AIM - Where the string "JSON" occurs in the material below, report the whole line.

INPUT DATA -
□ □ □ □ □

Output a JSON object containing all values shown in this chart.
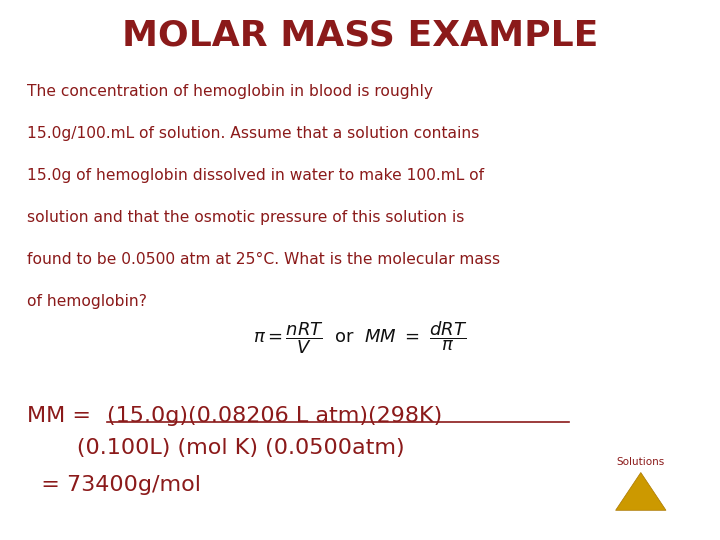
{
  "background_color": "#ffffff",
  "title": "MOLAR MASS EXAMPLE",
  "title_color": "#8B1A1A",
  "title_fontsize": 26,
  "title_fontweight": "bold",
  "body_color": "#8B1A1A",
  "body_fontsize": 11.2,
  "body_text_lines": [
    "The concentration of hemoglobin in blood is roughly",
    "15.0g/100.mL of solution. Assume that a solution contains",
    "15.0g of hemoglobin dissolved in water to make 100.mL of",
    "solution and that the osmotic pressure of this solution is",
    "found to be 0.0500 atm at 25°C. What is the molecular mass",
    "of hemoglobin?"
  ],
  "formula_fontsize": 13,
  "result_prefix": "MM = ",
  "result_underlined": "(15.0g)(0.08206 L atm)(298K)",
  "result_line2": "       (0.100L) (mol K) (0.0500atm)",
  "result_line3": "  = 73400g/mol",
  "result_fontsize": 16,
  "triangle_color": "#CC9900",
  "triangle_edge_color": "#AA7700",
  "solutions_text": "Solutions",
  "solutions_fontsize": 7.5
}
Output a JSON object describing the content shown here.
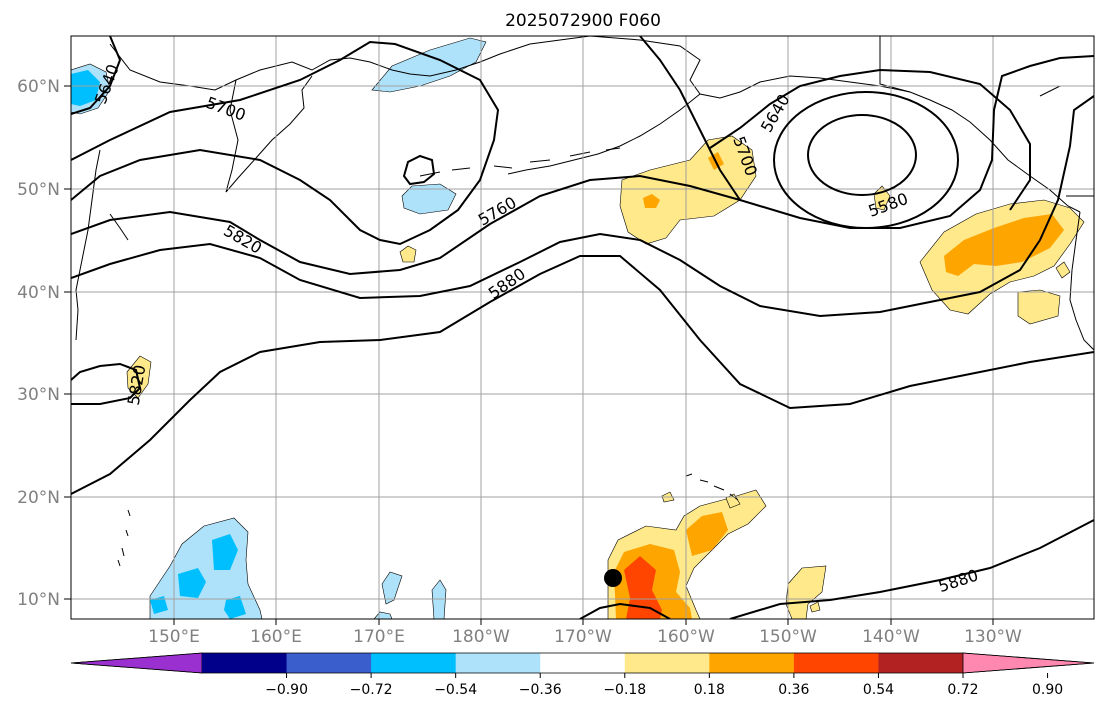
{
  "title": "2025072900 F060",
  "lat_ticks": [
    "60°N",
    "50°N",
    "40°N",
    "30°N",
    "20°N",
    "10°N"
  ],
  "lon_ticks": [
    "150°E",
    "160°E",
    "170°E",
    "180°W",
    "170°W",
    "160°W",
    "150°W",
    "140°W",
    "130°W"
  ],
  "contour_labels": {
    "c5640_nw": "5640",
    "c5700_w": "5700",
    "c5760": "5760",
    "c5820_w": "5820",
    "c5880_c": "5880",
    "c5820_sw": "5820",
    "c5640_ak": "5640",
    "c5700_ak": "5700",
    "c5580": "5580",
    "c5880_se": "5880"
  },
  "colorbar": {
    "ticks": [
      "−0.90",
      "−0.72",
      "−0.54",
      "−0.36",
      "−0.18",
      "0.18",
      "0.36",
      "0.54",
      "0.72",
      "0.90"
    ],
    "colors": [
      "#9b30d0",
      "#00008b",
      "#3a5fcd",
      "#00bfff",
      "#aee2fa",
      "#ffffff",
      "#ffe98a",
      "#ffa500",
      "#ff4500",
      "#b22222",
      "#ff88b0"
    ]
  },
  "colors": {
    "light_blue": "#aee2fa",
    "blue": "#00bfff",
    "yellow": "#ffe98a",
    "orange": "#ffa500",
    "red_orange": "#ff4500"
  },
  "marker": "storm-center-dot"
}
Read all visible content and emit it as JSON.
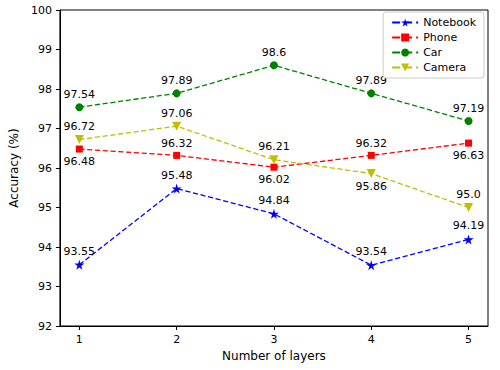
{
  "chart_data": {
    "type": "line",
    "x_label": "Number of layers",
    "y_label": "Accuracy (%)",
    "x": [
      1,
      2,
      3,
      4,
      5
    ],
    "xlim": [
      0.8,
      5.2
    ],
    "xticks": [
      1,
      2,
      3,
      4,
      5
    ],
    "ylim": [
      92,
      100
    ],
    "yticks": [
      92,
      93,
      94,
      95,
      96,
      97,
      98,
      99,
      100
    ],
    "grid": false,
    "legend": "upper right",
    "data_labels": true,
    "line_style": "dashed",
    "series": [
      {
        "name": "Notebook",
        "color": "#0000ff",
        "marker": "star",
        "values": [
          93.55,
          95.48,
          94.84,
          93.54,
          94.19
        ]
      },
      {
        "name": "Phone",
        "color": "#ff0000",
        "marker": "square",
        "values": [
          96.48,
          96.32,
          96.02,
          96.32,
          96.63
        ]
      },
      {
        "name": "Car",
        "color": "#008000",
        "marker": "circle",
        "values": [
          97.54,
          97.89,
          98.6,
          97.89,
          97.19
        ]
      },
      {
        "name": "Camera",
        "color": "#bfbf00",
        "marker": "triangle-down",
        "values": [
          96.72,
          97.06,
          96.21,
          95.86,
          95.0
        ],
        "value_labels": [
          "96.72",
          "97.06",
          "96.21",
          "95.86",
          "95.0"
        ]
      }
    ]
  }
}
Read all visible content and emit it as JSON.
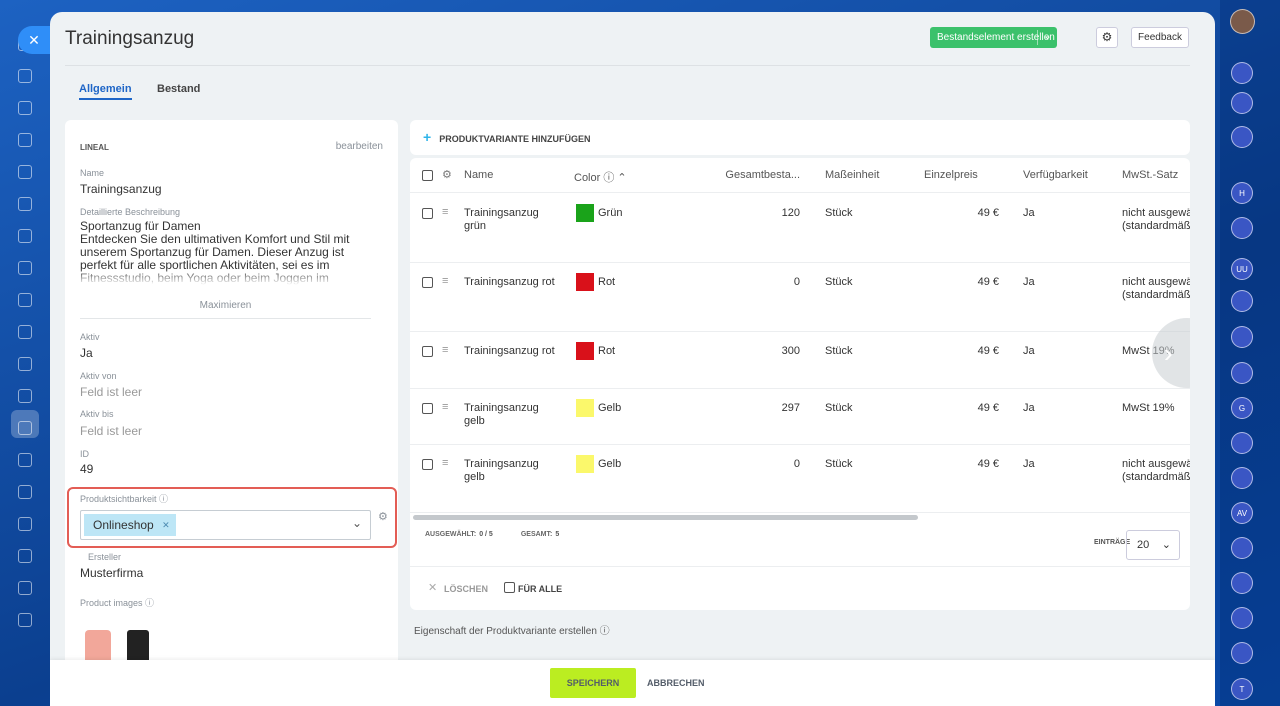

□ □ □ □ □

RESPONSE TO THE TASK -
Output a JSON object containing all values shown in this chart.
Output a JSON object describing the content shown here.
Read all visible content and emit it as JSON.
Read all visible content and emit it as JSON.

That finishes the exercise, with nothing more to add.